--- Problem ---
Your task is to write out the entire listing exactly, omitting its pictures.

--- Extracted data ---

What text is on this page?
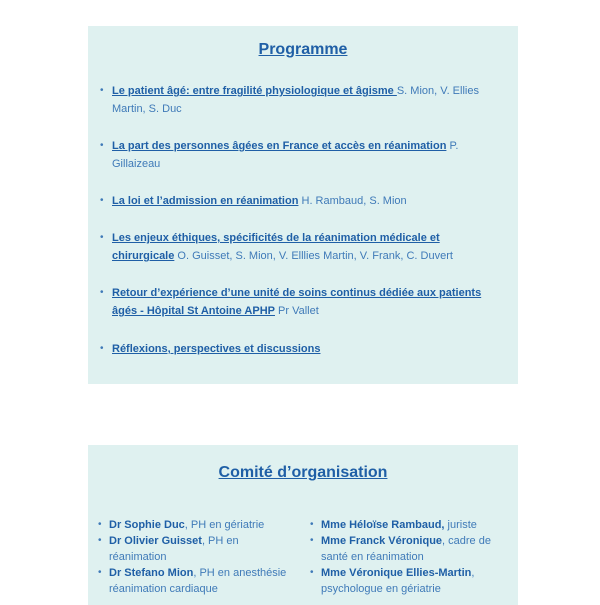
Programme
• Le patient âgé: entre fragilité physiologique et âgisme S. Mion, V. Ellies Martin, S. Duc
• La part des personnes âgées en France et accès en réanimation P. Gillaizeau
• La loi et l’admission en réanimation H. Rambaud, S. Mion
• Les enjeux éthiques, spécificités de la réanimation médicale et chirurgicale O. Guisset, S. Mion, V. Elllies Martin, V. Frank, C. Duvert
• Retour d’expérience d’une unité de soins continus dédiée aux patients âgés - Hôpital St Antoine APHP Pr Vallet
• Réflexions, perspectives et discussions
Comité d’organisation
• Dr Sophie Duc, PH en gériatrie
• Dr Olivier Guisset, PH en réanimation
• Dr Stefano Mion, PH en anesthésie réanimation cardiaque
• Mme Héloïse Rambaud, juriste
• Mme Franck Véronique, cadre de santé en réanimation
• Mme Véronique Ellies-Martin, psychologue en gériatrie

--- Answer to the problem ---
What text is on this page?
Programme
• Le patient âgé: entre fragilité physiologique et âgisme S. Mion, V. Ellies Martin, S. Duc
• La part des personnes âgées en France et accès en réanimation P. Gillaizeau
• La loi et l’admission en réanimation H. Rambaud, S. Mion
• Les enjeux éthiques, spécificités de la réanimation médicale et chirurgicale O. Guisset, S. Mion, V. Elllies Martin, V. Frank, C. Duvert
• Retour d’expérience d’une unité de soins continus dédiée aux patients âgés - Hôpital St Antoine APHP Pr Vallet
• Réflexions, perspectives et discussions
Comité d’organisation
• Dr Sophie Duc, PH en gériatrie
• Dr Olivier Guisset, PH en réanimation
• Dr Stefano Mion, PH en anesthésie réanimation cardiaque
• Mme Héloïse Rambaud, juriste
• Mme Franck Véronique, cadre de santé en réanimation
• Mme Véronique Ellies-Martin, psychologue en gériatrie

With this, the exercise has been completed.